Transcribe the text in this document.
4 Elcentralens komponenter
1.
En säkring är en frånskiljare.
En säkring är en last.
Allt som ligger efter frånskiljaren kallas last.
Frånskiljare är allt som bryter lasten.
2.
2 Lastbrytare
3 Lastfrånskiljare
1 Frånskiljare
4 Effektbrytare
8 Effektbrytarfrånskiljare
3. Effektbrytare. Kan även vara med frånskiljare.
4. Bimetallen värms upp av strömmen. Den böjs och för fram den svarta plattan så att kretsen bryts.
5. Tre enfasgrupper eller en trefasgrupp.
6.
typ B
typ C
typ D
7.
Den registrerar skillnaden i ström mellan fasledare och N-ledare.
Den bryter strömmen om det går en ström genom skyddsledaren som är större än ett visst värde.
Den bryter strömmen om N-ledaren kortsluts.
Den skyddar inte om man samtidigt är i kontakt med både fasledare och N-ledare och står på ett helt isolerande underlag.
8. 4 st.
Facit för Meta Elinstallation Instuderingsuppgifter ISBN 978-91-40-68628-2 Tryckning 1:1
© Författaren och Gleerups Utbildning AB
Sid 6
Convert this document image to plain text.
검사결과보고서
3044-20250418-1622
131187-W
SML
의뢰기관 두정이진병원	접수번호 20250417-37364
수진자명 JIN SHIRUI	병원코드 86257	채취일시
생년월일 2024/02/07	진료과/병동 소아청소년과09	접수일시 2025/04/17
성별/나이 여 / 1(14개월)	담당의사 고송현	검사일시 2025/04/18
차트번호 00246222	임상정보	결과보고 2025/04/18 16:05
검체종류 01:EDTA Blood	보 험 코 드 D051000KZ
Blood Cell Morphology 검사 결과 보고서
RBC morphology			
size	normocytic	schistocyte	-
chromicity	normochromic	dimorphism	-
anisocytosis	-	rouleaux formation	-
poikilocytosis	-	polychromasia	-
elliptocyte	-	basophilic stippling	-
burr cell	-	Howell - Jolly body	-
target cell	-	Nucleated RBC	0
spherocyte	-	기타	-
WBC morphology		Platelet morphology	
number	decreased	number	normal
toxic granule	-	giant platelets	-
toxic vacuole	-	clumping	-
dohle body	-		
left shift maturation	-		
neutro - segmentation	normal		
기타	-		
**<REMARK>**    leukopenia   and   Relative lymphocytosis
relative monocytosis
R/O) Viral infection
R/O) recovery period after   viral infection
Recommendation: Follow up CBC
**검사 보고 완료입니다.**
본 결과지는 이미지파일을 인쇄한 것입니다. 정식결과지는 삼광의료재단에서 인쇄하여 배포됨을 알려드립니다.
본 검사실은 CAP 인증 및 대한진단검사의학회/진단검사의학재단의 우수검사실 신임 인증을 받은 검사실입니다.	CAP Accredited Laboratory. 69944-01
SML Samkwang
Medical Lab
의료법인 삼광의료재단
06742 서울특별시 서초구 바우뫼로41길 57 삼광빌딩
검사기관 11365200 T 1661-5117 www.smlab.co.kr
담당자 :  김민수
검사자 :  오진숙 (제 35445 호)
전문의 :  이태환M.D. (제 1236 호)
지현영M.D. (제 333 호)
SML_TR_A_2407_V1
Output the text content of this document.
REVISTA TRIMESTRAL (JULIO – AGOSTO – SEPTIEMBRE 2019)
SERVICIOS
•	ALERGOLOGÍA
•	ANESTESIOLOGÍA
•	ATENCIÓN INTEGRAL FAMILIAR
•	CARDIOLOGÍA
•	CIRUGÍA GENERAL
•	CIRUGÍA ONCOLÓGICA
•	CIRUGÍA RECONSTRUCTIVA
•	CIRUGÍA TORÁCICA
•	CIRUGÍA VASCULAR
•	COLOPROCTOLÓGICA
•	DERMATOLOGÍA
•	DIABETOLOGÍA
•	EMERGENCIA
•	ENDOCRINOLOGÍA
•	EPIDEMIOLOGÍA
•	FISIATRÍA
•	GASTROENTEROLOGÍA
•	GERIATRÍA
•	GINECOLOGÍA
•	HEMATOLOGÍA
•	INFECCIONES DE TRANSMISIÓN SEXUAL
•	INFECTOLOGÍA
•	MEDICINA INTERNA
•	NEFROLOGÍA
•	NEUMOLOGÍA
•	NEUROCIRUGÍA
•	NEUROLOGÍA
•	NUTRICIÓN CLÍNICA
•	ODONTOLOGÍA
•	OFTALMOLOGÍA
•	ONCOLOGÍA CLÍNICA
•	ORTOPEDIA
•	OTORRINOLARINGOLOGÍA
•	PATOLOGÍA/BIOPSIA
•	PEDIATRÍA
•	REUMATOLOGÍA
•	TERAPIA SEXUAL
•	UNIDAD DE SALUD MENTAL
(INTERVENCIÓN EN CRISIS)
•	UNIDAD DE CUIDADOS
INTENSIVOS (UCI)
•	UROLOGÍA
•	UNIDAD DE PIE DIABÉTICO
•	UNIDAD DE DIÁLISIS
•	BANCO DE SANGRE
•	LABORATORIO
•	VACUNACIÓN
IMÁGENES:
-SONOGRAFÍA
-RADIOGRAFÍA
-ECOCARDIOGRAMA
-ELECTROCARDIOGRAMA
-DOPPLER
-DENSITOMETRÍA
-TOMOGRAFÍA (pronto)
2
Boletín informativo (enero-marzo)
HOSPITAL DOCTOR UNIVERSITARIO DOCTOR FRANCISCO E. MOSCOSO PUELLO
____
*Instructions to follow*:
From the first line to the last, copy the records exactly as they appear above.

*Answer to this task*:
Transcribe the text in this document.
4 Elcentralens komponenter
1.
En säkring är en frånskiljare.
En säkring är en last.
Allt som ligger efter frånskiljaren kallas last.
Frånskiljare är allt som bryter lasten.
2.
2 Lastbrytare
3 Lastfrånskiljare
1 Frånskiljare
4 Effektbrytare
8 Effektbrytarfrånskiljare
3. Effektbrytare. Kan även vara med frånskiljare.
4. Bimetallen värms upp av strömmen. Den böjs och för fram den svarta plattan så att kretsen bryts.
5. Tre enfasgrupper eller en trefasgrupp.
6.
typ B
typ C
typ D
7.
Den registrerar skillnaden i ström mellan fasledare och N-ledare.
Den bryter strömmen om det går en ström genom skyddsledaren som är större än ett visst värde.
Den bryter strömmen om N-ledaren kortsluts.
Den skyddar inte om man samtidigt är i kontakt med både fasledare och N-ledare och står på ett helt isolerande underlag.
8. 4 st.
Facit för Meta Elinstallation Instuderingsuppgifter ISBN 978-91-40-68628-2 Tryckning 1:1
© Författaren och Gleerups Utbildning AB
Sid 6
Convert this document image to plain text.
검사결과보고서
3044-20250418-1622
131187-W
SML
의뢰기관 두정이진병원	접수번호 20250417-37364
수진자명 JIN SHIRUI	병원코드 86257	채취일시
생년월일 2024/02/07	진료과/병동 소아청소년과09	접수일시 2025/04/17
성별/나이 여 / 1(14개월)	담당의사 고송현	검사일시 2025/04/18
차트번호 00246222	임상정보	결과보고 2025/04/18 16:05
검체종류 01:EDTA Blood	보 험 코 드 D051000KZ
Blood Cell Morphology 검사 결과 보고서
RBC morphology			
size	normocytic	schistocyte	-
chromicity	normochromic	dimorphism	-
anisocytosis	-	rouleaux formation	-
poikilocytosis	-	polychromasia	-
elliptocyte	-	basophilic stippling	-
burr cell	-	Howell - Jolly body	-
target cell	-	Nucleated RBC	0
spherocyte	-	기타	-
WBC morphology		Platelet morphology	
number	decreased	number	normal
toxic granule	-	giant platelets	-
toxic vacuole	-	clumping	-
dohle body	-		
left shift maturation	-		
neutro - segmentation	normal		
기타	-		
**<REMARK>**    leukopenia   and   Relative lymphocytosis
relative monocytosis
R/O) Viral infection
R/O) recovery period after   viral infection
Recommendation: Follow up CBC
**검사 보고 완료입니다.**
본 결과지는 이미지파일을 인쇄한 것입니다. 정식결과지는 삼광의료재단에서 인쇄하여 배포됨을 알려드립니다.
본 검사실은 CAP 인증 및 대한진단검사의학회/진단검사의학재단의 우수검사실 신임 인증을 받은 검사실입니다.	CAP Accredited Laboratory. 69944-01
SML Samkwang
Medical Lab
의료법인 삼광의료재단
06742 서울특별시 서초구 바우뫼로41길 57 삼광빌딩
검사기관 11365200 T 1661-5117 www.smlab.co.kr
담당자 :  김민수
검사자 :  오진숙 (제 35445 호)
전문의 :  이태환M.D. (제 1236 호)
지현영M.D. (제 333 호)
SML_TR_A_2407_V1
Output the text content of this document.
REVISTA TRIMESTRAL (JULIO – AGOSTO – SEPTIEMBRE 2019)
SERVICIOS
•	ALERGOLOGÍA
•	ANESTESIOLOGÍA
•	ATENCIÓN INTEGRAL FAMILIAR
•	CARDIOLOGÍA
•	CIRUGÍA GENERAL
•	CIRUGÍA ONCOLÓGICA
•	CIRUGÍA RECONSTRUCTIVA
•	CIRUGÍA TORÁCICA
•	CIRUGÍA VASCULAR
•	COLOPROCTOLÓGICA
•	DERMATOLOGÍA
•	DIABETOLOGÍA
•	EMERGENCIA
•	ENDOCRINOLOGÍA
•	EPIDEMIOLOGÍA
•	FISIATRÍA
•	GASTROENTEROLOGÍA
•	GERIATRÍA
•	GINECOLOGÍA
•	HEMATOLOGÍA
•	INFECCIONES DE TRANSMISIÓN SEXUAL
•	INFECTOLOGÍA
•	MEDICINA INTERNA
•	NEFROLOGÍA
•	NEUMOLOGÍA
•	NEUROCIRUGÍA
•	NEUROLOGÍA
•	NUTRICIÓN CLÍNICA
•	ODONTOLOGÍA
•	OFTALMOLOGÍA
•	ONCOLOGÍA CLÍNICA
•	ORTOPEDIA
•	OTORRINOLARINGOLOGÍA
•	PATOLOGÍA/BIOPSIA
•	PEDIATRÍA
•	REUMATOLOGÍA
•	TERAPIA SEXUAL
•	UNIDAD DE SALUD MENTAL
(INTERVENCIÓN EN CRISIS)
•	UNIDAD DE CUIDADOS
INTENSIVOS (UCI)
•	UROLOGÍA
•	UNIDAD DE PIE DIABÉTICO
•	UNIDAD DE DIÁLISIS
•	BANCO DE SANGRE
•	LABORATORIO
•	VACUNACIÓN
IMÁGENES:
-SONOGRAFÍA
-RADIOGRAFÍA
-ECOCARDIOGRAMA
-ELECTROCARDIOGRAMA
-DOPPLER
-DENSITOMETRÍA
-TOMOGRAFÍA (pronto)
2
Boletín informativo (enero-marzo)
HOSPITAL DOCTOR UNIVERSITARIO DOCTOR FRANCISCO E. MOSCOSO PUELLO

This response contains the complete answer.